___ Dataset records

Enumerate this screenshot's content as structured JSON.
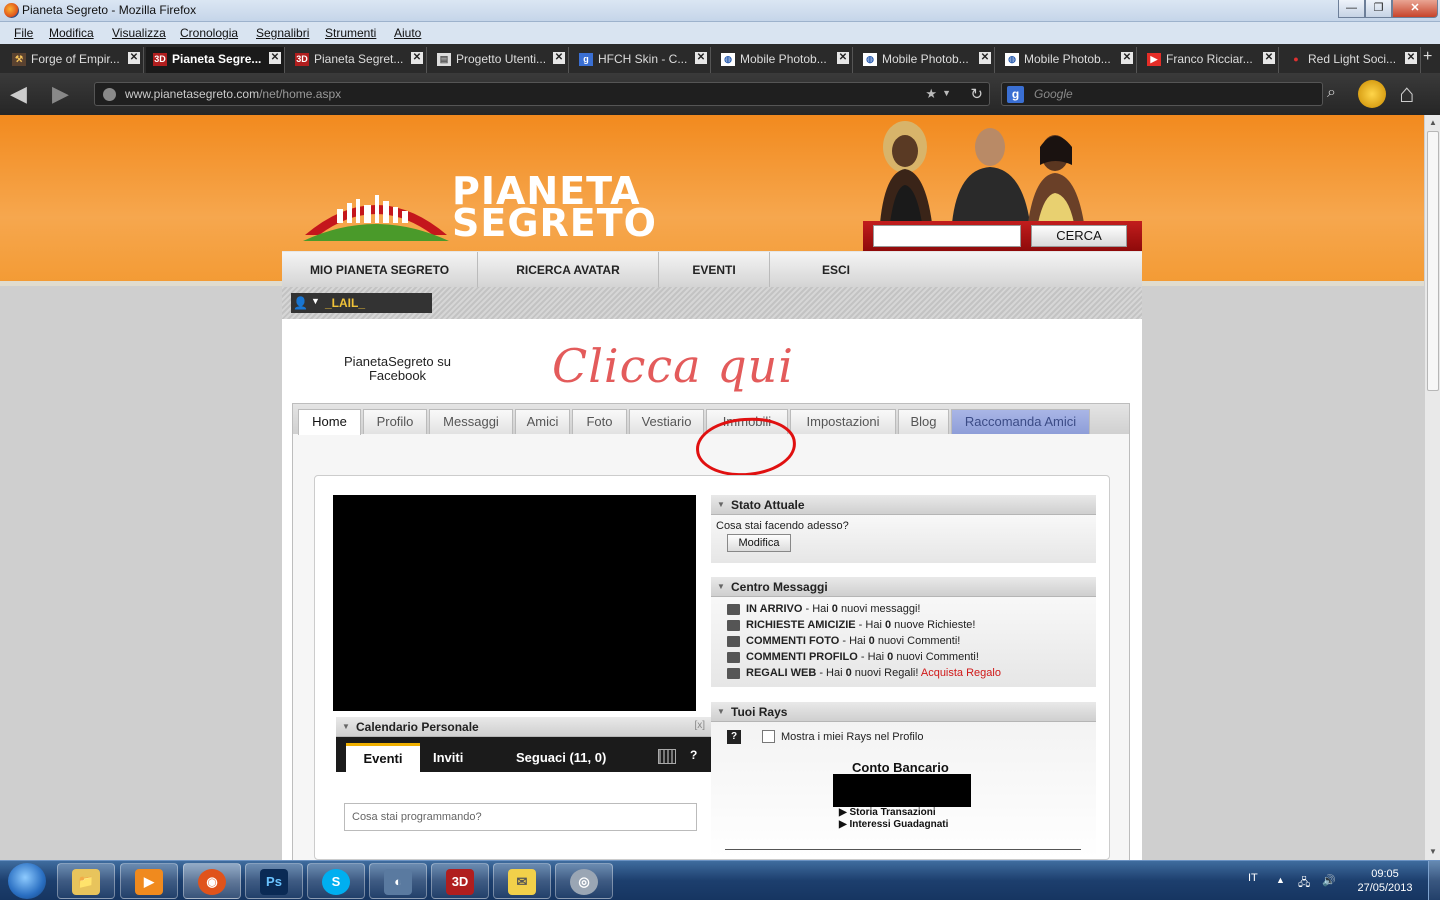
{
  "window": {
    "title": "Pianeta Segreto - Mozilla Firefox",
    "controls": {
      "minimize": "—",
      "maximize": "❐",
      "close": "✕"
    }
  },
  "menu": [
    "File",
    "Modifica",
    "Visualizza",
    "Cronologia",
    "Segnalibri",
    "Strumenti",
    "Aiuto"
  ],
  "tabs": [
    {
      "label": "Forge of Empir...",
      "icon": "forge-icon",
      "active": false
    },
    {
      "label": "Pianeta Segre...",
      "icon": "3d-icon",
      "active": true
    },
    {
      "label": "Pianeta Segret...",
      "icon": "3d-icon",
      "active": false
    },
    {
      "label": "Progetto Utenti...",
      "icon": "page-icon",
      "active": false
    },
    {
      "label": "HFCH Skin - C...",
      "icon": "g-icon",
      "active": false
    },
    {
      "label": "Mobile Photob...",
      "icon": "photobucket-icon",
      "active": false
    },
    {
      "label": "Mobile Photob...",
      "icon": "photobucket-icon",
      "active": false
    },
    {
      "label": "Mobile Photob...",
      "icon": "photobucket-icon",
      "active": false
    },
    {
      "label": "Franco Ricciar...",
      "icon": "youtube-icon",
      "active": false
    },
    {
      "label": "Red Light Soci...",
      "icon": "red-light-icon",
      "active": false
    }
  ],
  "tab_close": "✕",
  "new_tab": "+",
  "nav": {
    "url_prefix": "www.pianetasegreto.com",
    "url_path": "/net/home.aspx",
    "search_placeholder": "Google",
    "search_engine_glyph": "g"
  },
  "site": {
    "logo_line1": "PIANETA",
    "logo_line2": "SEGRETO",
    "search_button": "CERCA",
    "mainnav": [
      "MIO PIANETA SEGRETO",
      "RICERCA AVATAR",
      "EVENTI",
      "ESCI"
    ],
    "username": "_LAIL_",
    "facebook_text": "PianetaSegreto su Facebook",
    "clicca": "Clicca qui",
    "profile_tabs": [
      {
        "label": "Home",
        "active": true
      },
      {
        "label": "Profilo"
      },
      {
        "label": "Messaggi"
      },
      {
        "label": "Amici"
      },
      {
        "label": "Foto"
      },
      {
        "label": "Vestiario"
      },
      {
        "label": "Immobili"
      },
      {
        "label": "Impostazioni"
      },
      {
        "label": "Blog"
      },
      {
        "label": "Raccomanda Amici",
        "special": true
      }
    ]
  },
  "stato": {
    "title": "Stato Attuale",
    "question": "Cosa stai facendo adesso?",
    "button": "Modifica"
  },
  "messages": {
    "title": "Centro Messaggi",
    "rows": [
      {
        "key": "IN ARRIVO",
        "pre": " - Hai ",
        "count": "0",
        "post": " nuovi messaggi!",
        "icon": "envelope-icon"
      },
      {
        "key": "RICHIESTE AMICIZIE",
        "pre": " - Hai ",
        "count": "0",
        "post": " nuove Richieste!",
        "icon": "friends-icon"
      },
      {
        "key": "COMMENTI FOTO",
        "pre": " - Hai ",
        "count": "0",
        "post": " nuovi Commenti!",
        "icon": "photo-comment-icon"
      },
      {
        "key": "COMMENTI PROFILO",
        "pre": " - Hai ",
        "count": "0",
        "post": " nuovi Commenti!",
        "icon": "profile-comment-icon"
      },
      {
        "key": "REGALI WEB",
        "pre": " - Hai ",
        "count": "0",
        "post": " nuovi Regali! ",
        "icon": "gift-icon",
        "link": "Acquista Regalo"
      }
    ]
  },
  "rays": {
    "title": "Tuoi Rays",
    "help_glyph": "?",
    "checkbox_label": "Mostra i miei Rays nel Profilo",
    "conto_title": "Conto Bancario",
    "links": [
      "▶ Storia Transazioni",
      "▶ Interessi Guadagnati"
    ]
  },
  "calendar": {
    "title": "Calendario Personale",
    "close": "[x]",
    "tabs": [
      "Eventi",
      "Inviti",
      "Seguaci (11, 0)"
    ],
    "input_placeholder": "Cosa stai programmando?",
    "help_glyph": "?"
  },
  "taskbar": {
    "apps": [
      {
        "name": "explorer-icon",
        "glyph": "📁"
      },
      {
        "name": "media-player-icon",
        "glyph": "▶"
      },
      {
        "name": "firefox-icon",
        "glyph": "◉"
      },
      {
        "name": "photoshop-icon",
        "glyph": "Ps"
      },
      {
        "name": "skype-icon",
        "glyph": "S"
      },
      {
        "name": "network-app-icon",
        "glyph": "◐"
      },
      {
        "name": "3d-app-icon",
        "glyph": "3D"
      },
      {
        "name": "messenger-icon",
        "glyph": "✉"
      },
      {
        "name": "speaker-app-icon",
        "glyph": "◎"
      }
    ],
    "lang": "IT",
    "time": "09:05",
    "date": "27/05/2013"
  },
  "colors": {
    "header_orange": "#f28a1e",
    "red_accent": "#c21d1d",
    "username_gold": "#f0c238",
    "circle_red": "#e01010",
    "clicca_pink": "#e35b5b"
  }
}
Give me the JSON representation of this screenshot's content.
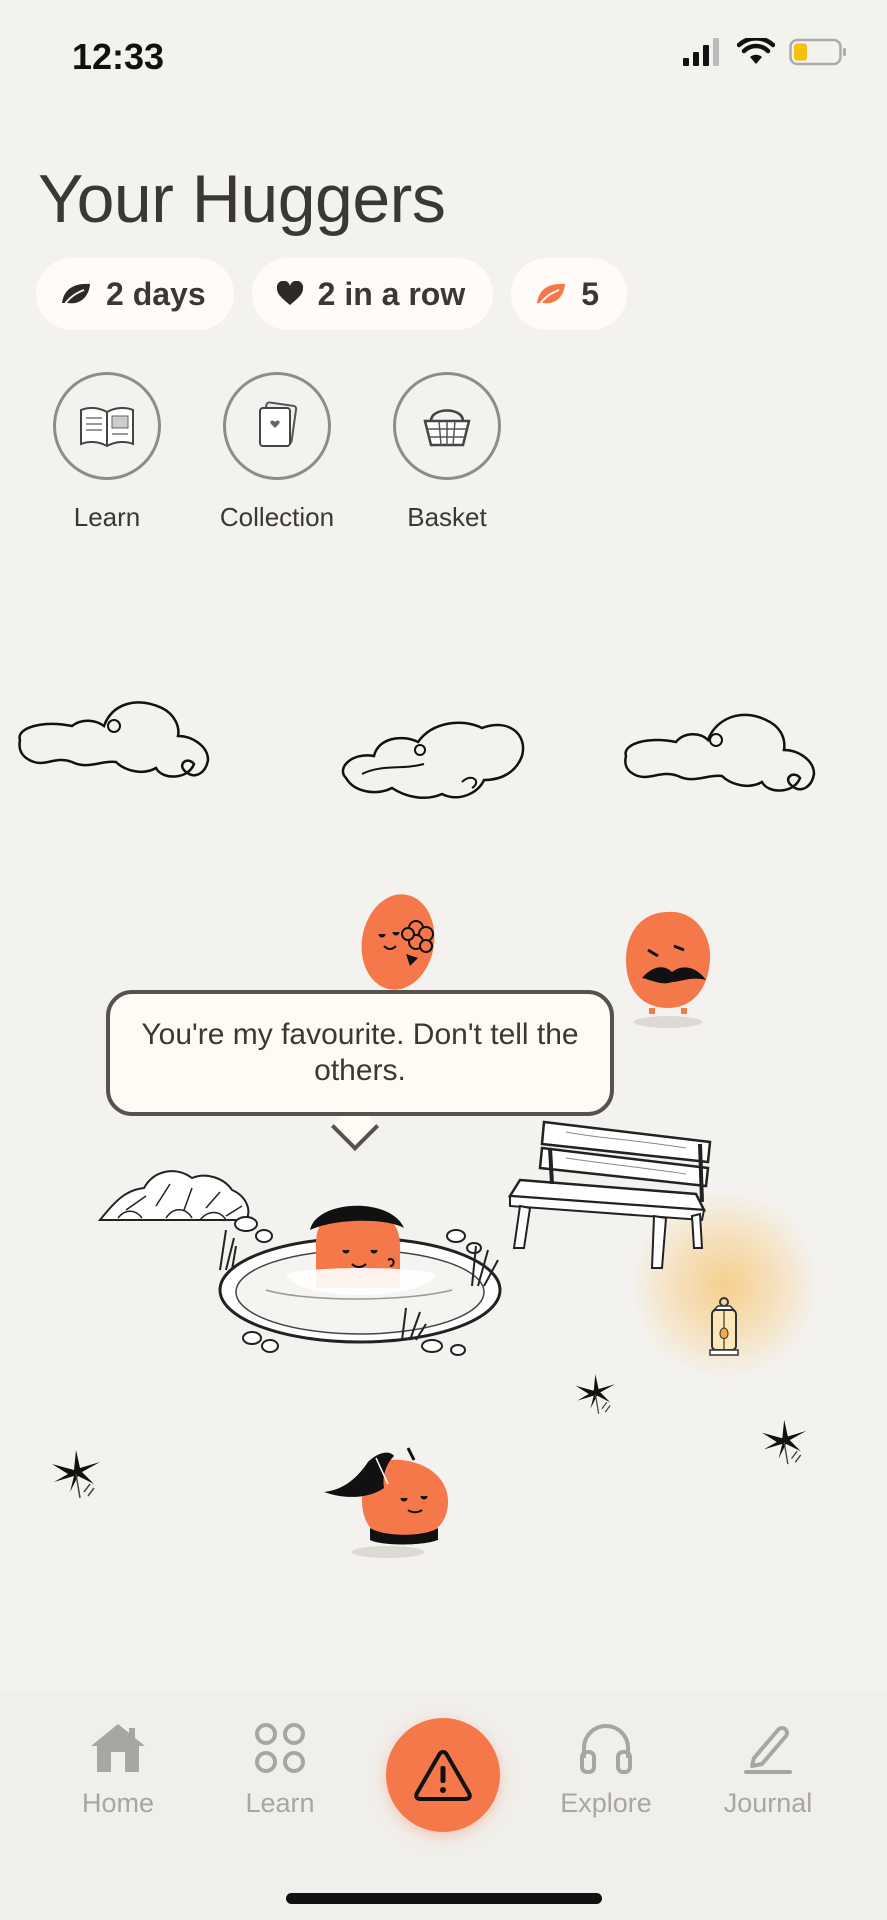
{
  "status": {
    "time": "12:33"
  },
  "header": {
    "title": "Your Huggers"
  },
  "chips": [
    {
      "icon": "leaf-icon",
      "label": "2 days"
    },
    {
      "icon": "heart-icon",
      "label": "2 in a row"
    },
    {
      "icon": "orange-leaf-icon",
      "label": "5"
    }
  ],
  "actions": [
    {
      "icon": "book-icon",
      "label": "Learn"
    },
    {
      "icon": "cards-icon",
      "label": "Collection"
    },
    {
      "icon": "basket-icon",
      "label": "Basket"
    }
  ],
  "speech_bubble": {
    "text": "You're my favourite. Don't tell the others."
  },
  "tabbar": {
    "items": [
      {
        "icon": "home-icon",
        "label": "Home"
      },
      {
        "icon": "grid-icon",
        "label": "Learn"
      },
      {
        "icon": "alert-icon",
        "label": ""
      },
      {
        "icon": "headphones-icon",
        "label": "Explore"
      },
      {
        "icon": "pencil-icon",
        "label": "Journal"
      }
    ]
  },
  "colors": {
    "accent": "#f5784a",
    "background": "#f4f2ee",
    "chip_bg": "#fffcf7",
    "tab_inactive": "#a8a6a3"
  }
}
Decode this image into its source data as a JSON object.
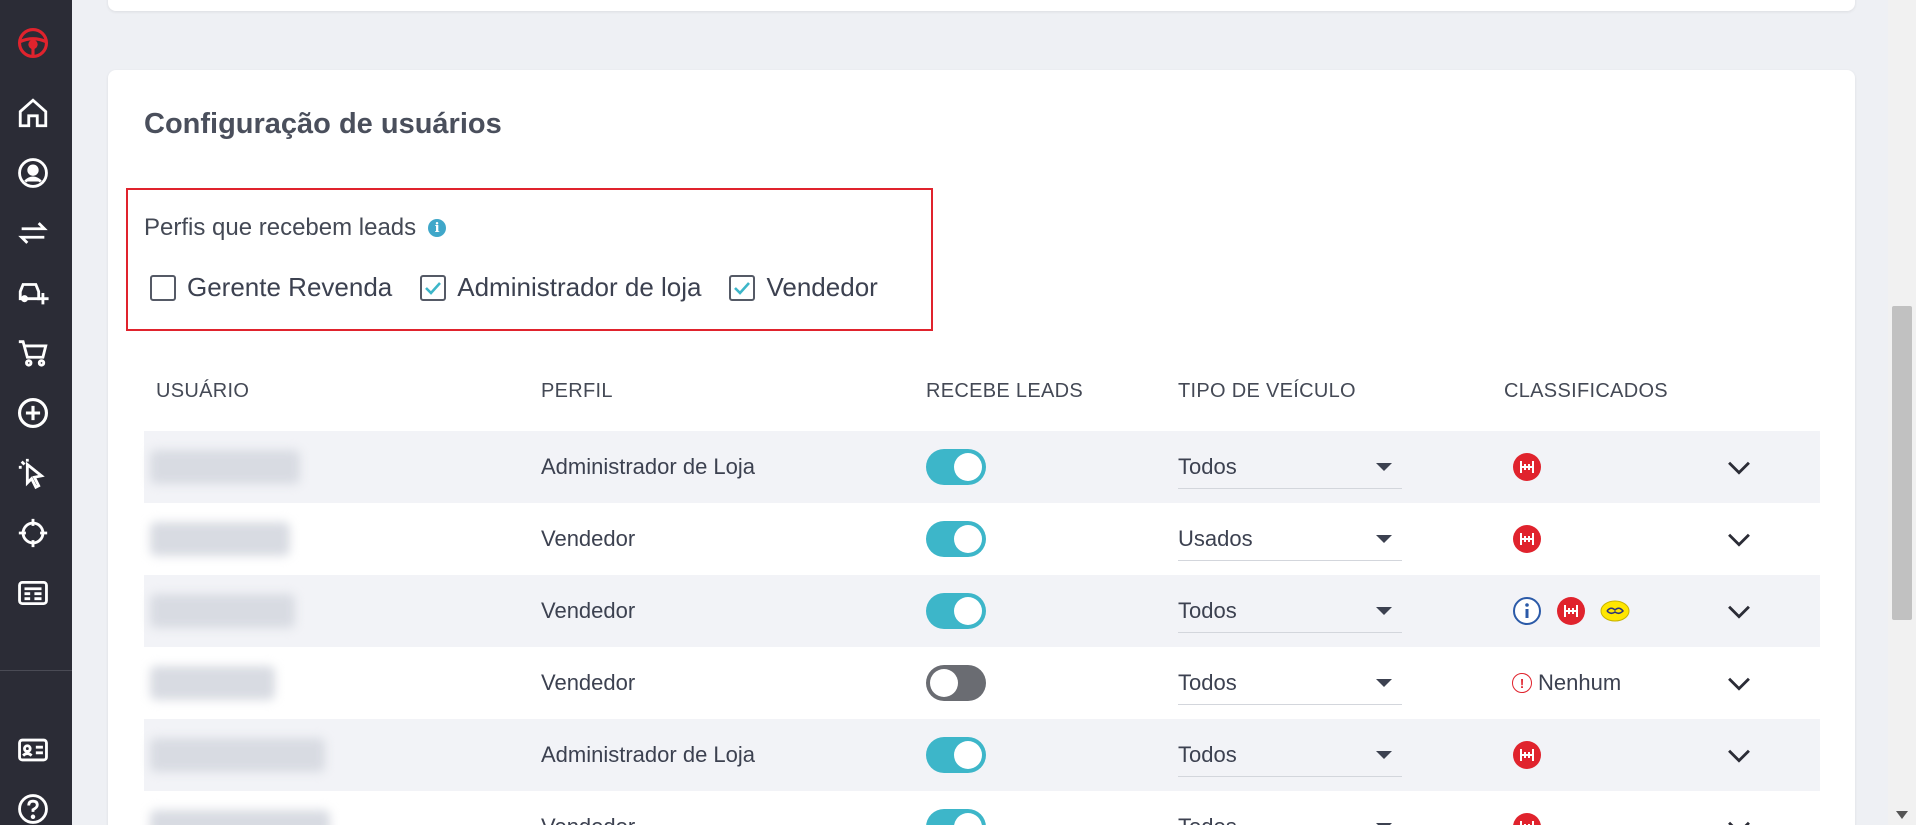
{
  "sidebar": {
    "items": [
      {
        "name": "steering-wheel-logo-icon"
      },
      {
        "name": "home-icon"
      },
      {
        "name": "user-circle-icon"
      },
      {
        "name": "transfer-arrows-icon"
      },
      {
        "name": "car-add-icon"
      },
      {
        "name": "cart-icon"
      },
      {
        "name": "plus-circle-icon"
      },
      {
        "name": "pointer-click-icon"
      },
      {
        "name": "target-icon"
      },
      {
        "name": "newspaper-icon"
      },
      {
        "name": "id-card-icon"
      },
      {
        "name": "help-icon"
      }
    ]
  },
  "section": {
    "title": "Configuração de usuários",
    "profiles_label": "Perfis que recebem leads",
    "info_glyph": "i",
    "profiles": [
      {
        "label": "Gerente Revenda",
        "checked": false
      },
      {
        "label": "Administrador de loja",
        "checked": true
      },
      {
        "label": "Vendedor",
        "checked": true
      }
    ]
  },
  "table": {
    "headers": {
      "user": "USUÁRIO",
      "profile": "PERFIL",
      "receives": "RECEBE LEADS",
      "vehicle": "TIPO DE VEÍCULO",
      "classifieds": "CLASSIFICADOS"
    },
    "rows": [
      {
        "profile": "Administrador de Loja",
        "receives": true,
        "vehicle": "Todos",
        "classifieds": [
          "webmotors"
        ]
      },
      {
        "profile": "Vendedor",
        "receives": true,
        "vehicle": "Usados",
        "classifieds": [
          "webmotors"
        ]
      },
      {
        "profile": "Vendedor",
        "receives": true,
        "vehicle": "Todos",
        "classifieds": [
          "icarros",
          "webmotors",
          "mercadolivre"
        ]
      },
      {
        "profile": "Vendedor",
        "receives": false,
        "vehicle": "Todos",
        "classifieds_none": "Nenhum"
      },
      {
        "profile": "Administrador de Loja",
        "receives": true,
        "vehicle": "Todos",
        "classifieds": [
          "webmotors"
        ]
      },
      {
        "profile": "Vendedor",
        "receives": true,
        "vehicle": "Todos",
        "classifieds": [
          "webmotors"
        ]
      }
    ]
  },
  "colors": {
    "sidebar_bg": "#2b2c36",
    "accent_red": "#e0232d",
    "toggle_on": "#3db6c9",
    "toggle_off": "#6a6c72",
    "info_blue": "#3fa7c9"
  }
}
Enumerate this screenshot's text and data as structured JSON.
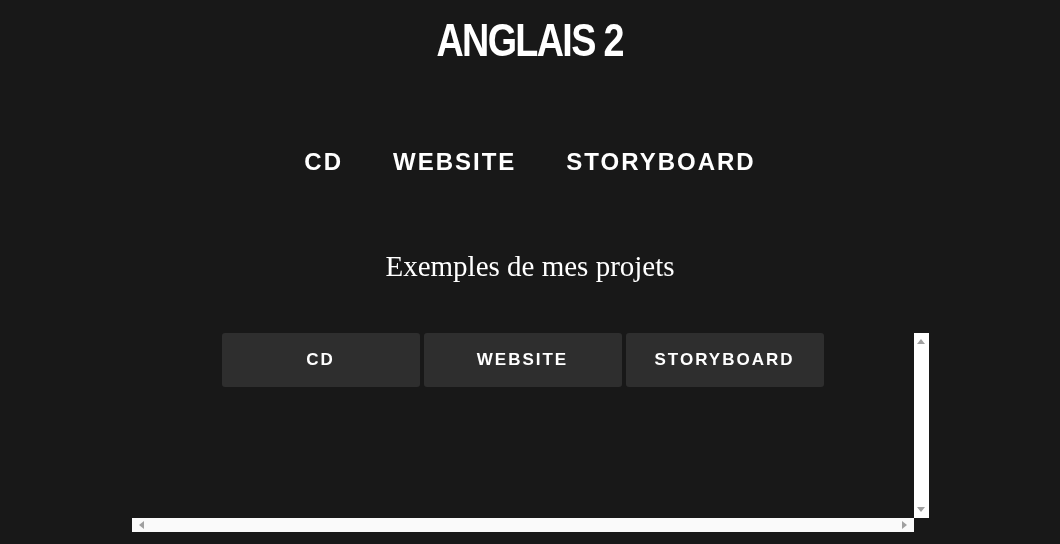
{
  "title": "ANGLAIS 2",
  "nav": [
    "CD",
    "WEBSITE",
    "STORYBOARD"
  ],
  "subtitle": "Exemples de mes projets",
  "frame": {
    "tabs": [
      "CD",
      "WEBSITE",
      "STORYBOARD"
    ]
  }
}
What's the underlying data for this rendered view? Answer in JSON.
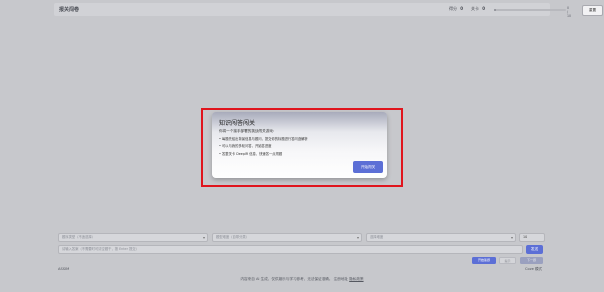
{
  "header": {
    "title": "报关闯卷",
    "score_label": "得分",
    "score_value": "0",
    "level_label": "关卡",
    "level_value": "0",
    "progress_fraction": 0.03,
    "progress_text": "0 / 10",
    "reset_label": "重置"
  },
  "modal": {
    "title": "知识闯答闯关",
    "intro": "你将一个接手部署的挑战闯关游戏：",
    "items": [
      "• 每题先给出背景信息与题问，提交你的标题进行答问逐解析",
      "• 可以与我的多轮问答，开始答进度",
      "• 答整关卡 DeepIR 信息，快速答一点闯题"
    ],
    "start_label": "开始闯关"
  },
  "form": {
    "select1_placeholder": "题序类型（不适选择）",
    "select2_placeholder": "题型难度（自带分类）",
    "select3_placeholder": "选择难度",
    "number_value": "10",
    "answer_placeholder": "请输入答案（不需要时可清空题干，按 Enter 提交）",
    "send_label": "发送",
    "help_label": "开始答题",
    "hint_label": "提示",
    "next_label": "下一题"
  },
  "status": {
    "left": "ASSIM",
    "right": "Coze 模式"
  },
  "footer": {
    "text": "内容来自 AI 生成，仅供娱乐与学习参考，无法保证准确。 注册地址",
    "link": "隐私政策"
  }
}
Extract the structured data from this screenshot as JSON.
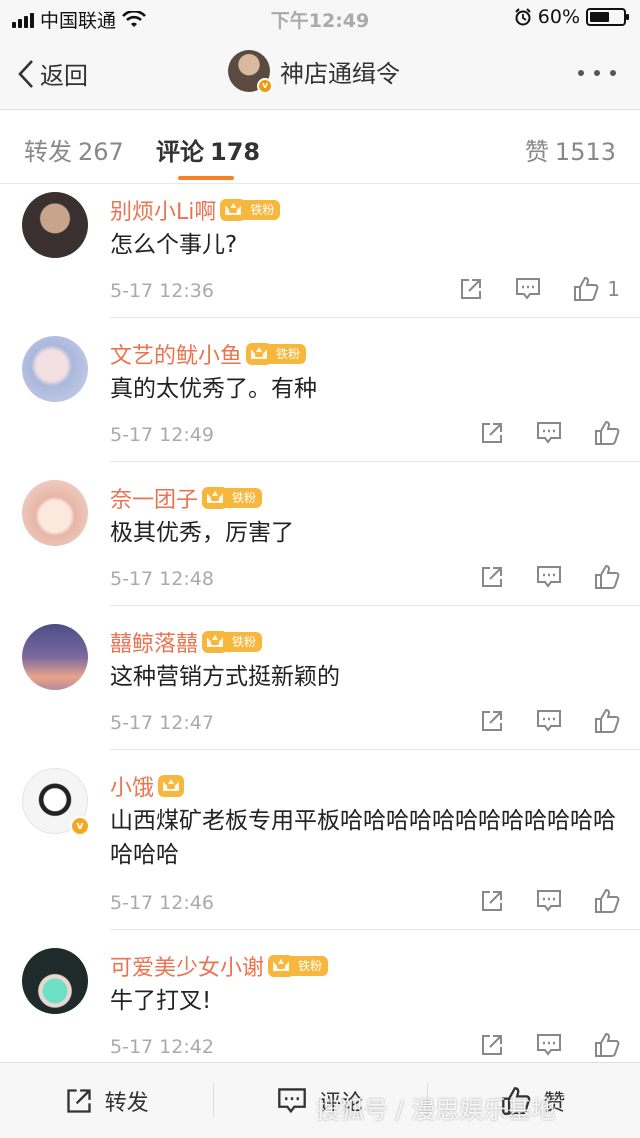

______

» Task statement
Pull out every line in the material above where "content" occurs.

» Correct output
Enumerate this screenshot's content as structured JSON.
Give me the JSON representation of this screenshot's content.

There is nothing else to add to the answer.